OBJECTIVE> Without including any pictures, write out the listing below exactly.

[Records]
************
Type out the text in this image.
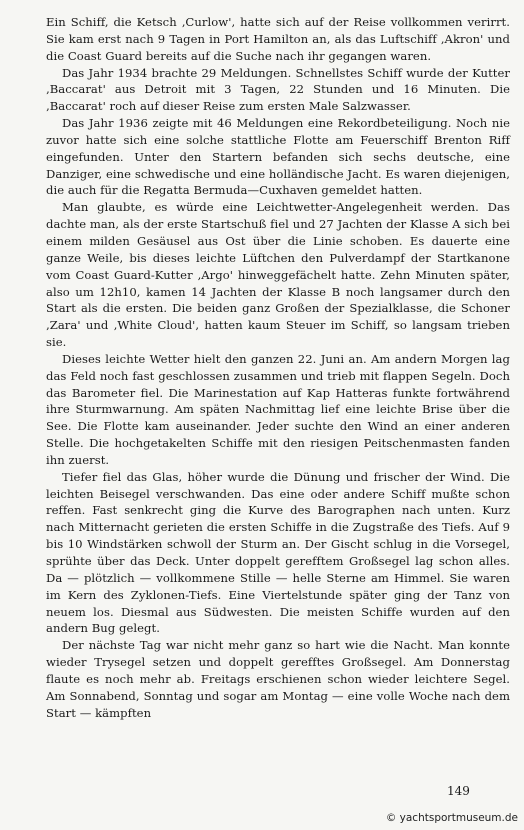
Ein Schiff, die Ketsch ‚Curlow', hatte sich auf der Reise vollkommen verirrt. Sie kam erst nach 9 Tagen in Port Hamilton an, als das Luftschiff ‚Akron' und die Coast Guard bereits auf die Suche nach ihr gegangen waren.

Das Jahr 1934 brachte 29 Meldungen. Schnellstes Schiff wurde der Kutter ‚Baccarat' aus Detroit mit 3 Tagen, 22 Stunden und 16 Minuten. Die ‚Baccarat' roch auf dieser Reise zum ersten Male Salzwasser.

Das Jahr 1936 zeigte mit 46 Meldungen eine Rekordbeteiligung. Noch nie zuvor hatte sich eine solche stattliche Flotte am Feuerschiff Brenton Riff eingefunden. Unter den Startern befanden sich sechs deutsche, eine Danziger, eine schwedische und eine holländische Jacht. Es waren diejenigen, die auch für die Regatta Bermuda—Cuxhaven gemeldet hatten.

Man glaubte, es würde eine Leichtwetter-Angelegenheit werden. Das dachte man, als der erste Startschuß fiel und 27 Jachten der Klasse A sich bei einem milden Gesäusel aus Ost über die Linie schoben. Es dauerte eine ganze Weile, bis dieses leichte Lüftchen den Pulverdampf der Startkanone vom Coast Guard-Kutter ‚Argo' hinweggefächelt hatte. Zehn Minuten später, also um 12h10, kamen 14 Jachten der Klasse B noch langsamer durch den Start als die ersten. Die beiden ganz Großen der Spezialklasse, die Schoner ‚Zara' und ‚White Cloud', hatten kaum Steuer im Schiff, so langsam trieben sie.

Dieses leichte Wetter hielt den ganzen 22. Juni an. Am andern Morgen lag das Feld noch fast geschlossen zusammen und trieb mit flappen Segeln. Doch das Barometer fiel. Die Marinestation auf Kap Hatteras funkte fortwährend ihre Sturmwarnung. Am späten Nachmittag lief eine leichte Brise über die See. Die Flotte kam auseinander. Jeder suchte den Wind an einer anderen Stelle. Die hochgetakelten Schiffe mit den riesigen Peitschenmasten fanden ihn zuerst.

Tiefer fiel das Glas, höher wurde die Dünung und frischer der Wind. Die leichten Beisegel verschwanden. Das eine oder andere Schiff mußte schon reffen. Fast senkrecht ging die Kurve des Barographen nach unten. Kurz nach Mitternacht gerieten die ersten Schiffe in die Zugstraße des Tiefs. Auf 9 bis 10 Windstärken schwoll der Sturm an. Der Gischt schlug in die Vorsegel, sprühte über das Deck. Unter doppelt gerefftem Großsegel lag schon alles. Da — plötzlich — vollkommene Stille — helle Sterne am Himmel. Sie waren im Kern des Zyklonen-Tiefs. Eine Viertelstunde später ging der Tanz von neuem los. Diesmal aus Südwesten. Die meisten Schiffe wurden auf den andern Bug gelegt.

Der nächste Tag war nicht mehr ganz so hart wie die Nacht. Man konnte wieder Trysegel setzen und doppelt gerefftes Großsegel. Am Donnerstag flaute es noch mehr ab. Freitags erschienen schon wieder leichtere Segel. Am Sonnabend, Sonntag und sogar am Montag — eine volle Woche nach dem Start — kämpften

149
© yachtsportmuseum.de
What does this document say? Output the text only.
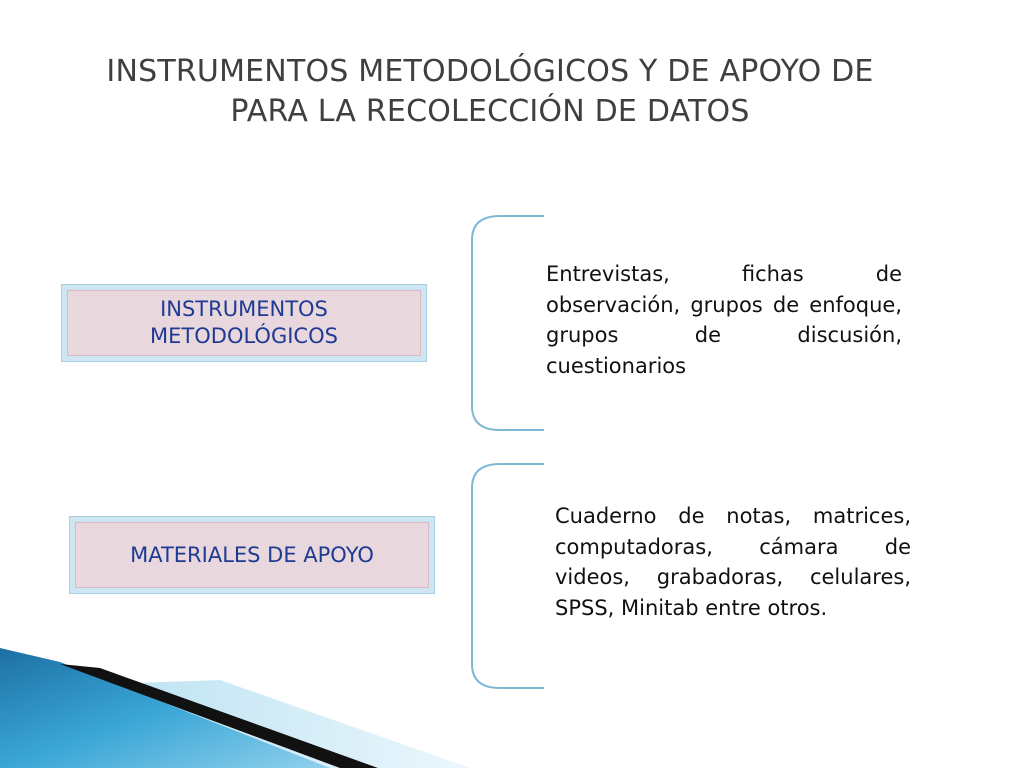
INSTRUMENTOS METODOLÓGICOS Y DE APOYO DE
PARA LA RECOLECCIÓN DE DATOS
INSTRUMENTOS
METODOLÓGICOS
MATERIALES DE APOYO

Entrevistas, fichas de observación, grupos de enfoque, grupos de discusión, cuestionarios

Cuaderno de notas, matrices, computadoras, cámara de videos, grabadoras, celulares, SPSS, Minitab entre otros.
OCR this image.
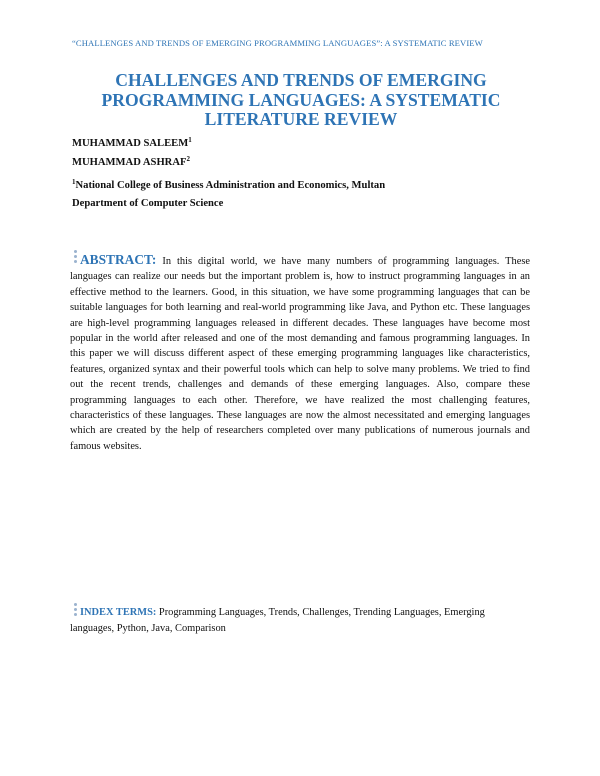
“CHALLENGES AND TRENDS OF EMERGING PROGRAMMING LANGUAGES”: A SYSTEMATIC REVIEW
CHALLENGES AND TRENDS OF EMERGING PROGRAMMING LANGUAGES: A SYSTEMATIC LITERATURE REVIEW
MUHAMMAD SALEEM$^1$
MUHAMMAD ASHRAF$^2$
$^1$National College of Business Administration and Economics, Multan
Department of Computer Science

ABSTRACT: In this digital world, we have many numbers of programming languages. These languages can realize our needs but the important problem is, how to instruct programming languages in an effective method to the learners. Good, in this situation, we have some programming languages that can be suitable languages for both learning and real-world programming like Java, and Python etc. These languages are high-level programming languages released in different decades. These languages have become most popular in the world after released and one of the most demanding and famous programming languages. In this paper we will discuss different aspect of these emerging programming languages like characteristics, features, organized syntax and their powerful tools which can help to solve many problems. We tried to find out the recent trends, challenges and demands of these emerging languages. Also, compare these programming languages to each other. Therefore, we have realized the most challenging features, characteristics of these languages. These languages are now the almost necessitated and emerging languages which are created by the help of researchers completed over many publications of numerous journals and famous websites.

INDEX TERMS: Programming Languages, Trends, Challenges, Trending Languages, Emerging languages, Python, Java, Comparison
************
COMPLETED TASK>
Type out the text in this image.
Ein Schiff, die Ketsch ‚Curlow', hatte sich auf der Reise vollkommen verirrt. Sie kam erst nach 9 Tagen in Port Hamilton an, als das Luftschiff ‚Akron' und die Coast Guard bereits auf die Suche nach ihr gegangen waren.

Das Jahr 1934 brachte 29 Meldungen. Schnellstes Schiff wurde der Kutter ‚Baccarat' aus Detroit mit 3 Tagen, 22 Stunden und 16 Minuten. Die ‚Baccarat' roch auf dieser Reise zum ersten Male Salzwasser.

Das Jahr 1936 zeigte mit 46 Meldungen eine Rekordbeteiligung. Noch nie zuvor hatte sich eine solche stattliche Flotte am Feuerschiff Brenton Riff eingefunden. Unter den Startern befanden sich sechs deutsche, eine Danziger, eine schwedische und eine holländische Jacht. Es waren diejenigen, die auch für die Regatta Bermuda—Cuxhaven gemeldet hatten.

Man glaubte, es würde eine Leichtwetter-Angelegenheit werden. Das dachte man, als der erste Startschuß fiel und 27 Jachten der Klasse A sich bei einem milden Gesäusel aus Ost über die Linie schoben. Es dauerte eine ganze Weile, bis dieses leichte Lüftchen den Pulverdampf der Startkanone vom Coast Guard-Kutter ‚Argo' hinweggefächelt hatte. Zehn Minuten später, also um 12h10, kamen 14 Jachten der Klasse B noch langsamer durch den Start als die ersten. Die beiden ganz Großen der Spezialklasse, die Schoner ‚Zara' und ‚White Cloud', hatten kaum Steuer im Schiff, so langsam trieben sie.

Dieses leichte Wetter hielt den ganzen 22. Juni an. Am andern Morgen lag das Feld noch fast geschlossen zusammen und trieb mit flappen Segeln. Doch das Barometer fiel. Die Marinestation auf Kap Hatteras funkte fortwährend ihre Sturmwarnung. Am späten Nachmittag lief eine leichte Brise über die See. Die Flotte kam auseinander. Jeder suchte den Wind an einer anderen Stelle. Die hochgetakelten Schiffe mit den riesigen Peitschenmasten fanden ihn zuerst.

Tiefer fiel das Glas, höher wurde die Dünung und frischer der Wind. Die leichten Beisegel verschwanden. Das eine oder andere Schiff mußte schon reffen. Fast senkrecht ging die Kurve des Barographen nach unten. Kurz nach Mitternacht gerieten die ersten Schiffe in die Zugstraße des Tiefs. Auf 9 bis 10 Windstärken schwoll der Sturm an. Der Gischt schlug in die Vorsegel, sprühte über das Deck. Unter doppelt gerefftem Großsegel lag schon alles. Da — plötzlich — vollkommene Stille — helle Sterne am Himmel. Sie waren im Kern des Zyklonen-Tiefs. Eine Viertelstunde später ging der Tanz von neuem los. Diesmal aus Südwesten. Die meisten Schiffe wurden auf den andern Bug gelegt.

Der nächste Tag war nicht mehr ganz so hart wie die Nacht. Man konnte wieder Trysegel setzen und doppelt gerefftes Großsegel. Am Donnerstag flaute es noch mehr ab. Freitags erschienen schon wieder leichtere Segel. Am Sonnabend, Sonntag und sogar am Montag — eine volle Woche nach dem Start — kämpften

149
© yachtsportmuseum.de
What does this document say? Output the text only.
INSTRUMENTOS METODOLÓGICOS Y DE APOYO DE
PARA LA RECOLECCIÓN DE DATOS
INSTRUMENTOS
METODOLÓGICOS
MATERIALES DE APOYO

Entrevistas, fichas de observación, grupos de enfoque, grupos de discusión, cuestionarios

Cuaderno de notas, matrices, computadoras, cámara de videos, grabadoras, celulares, SPSS, Minitab entre otros.
OCR this image.
“CHALLENGES AND TRENDS OF EMERGING PROGRAMMING LANGUAGES”: A SYSTEMATIC REVIEW
CHALLENGES AND TRENDS OF EMERGING PROGRAMMING LANGUAGES: A SYSTEMATIC LITERATURE REVIEW
MUHAMMAD SALEEM$^1$
MUHAMMAD ASHRAF$^2$
$^1$National College of Business Administration and Economics, Multan
Department of Computer Science

ABSTRACT: In this digital world, we have many numbers of programming languages. These languages can realize our needs but the important problem is, how to instruct programming languages in an effective method to the learners. Good, in this situation, we have some programming languages that can be suitable languages for both learning and real-world programming like Java, and Python etc. These languages are high-level programming languages released in different decades. These languages have become most popular in the world after released and one of the most demanding and famous programming languages. In this paper we will discuss different aspect of these emerging programming languages like characteristics, features, organized syntax and their powerful tools which can help to solve many problems. We tried to find out the recent trends, challenges and demands of these emerging languages. Also, compare these programming languages to each other. Therefore, we have realized the most challenging features, characteristics of these languages. These languages are now the almost necessitated and emerging languages which are created by the help of researchers completed over many publications of numerous journals and famous websites.

INDEX TERMS: Programming Languages, Trends, Challenges, Trending Languages, Emerging languages, Python, Java, Comparison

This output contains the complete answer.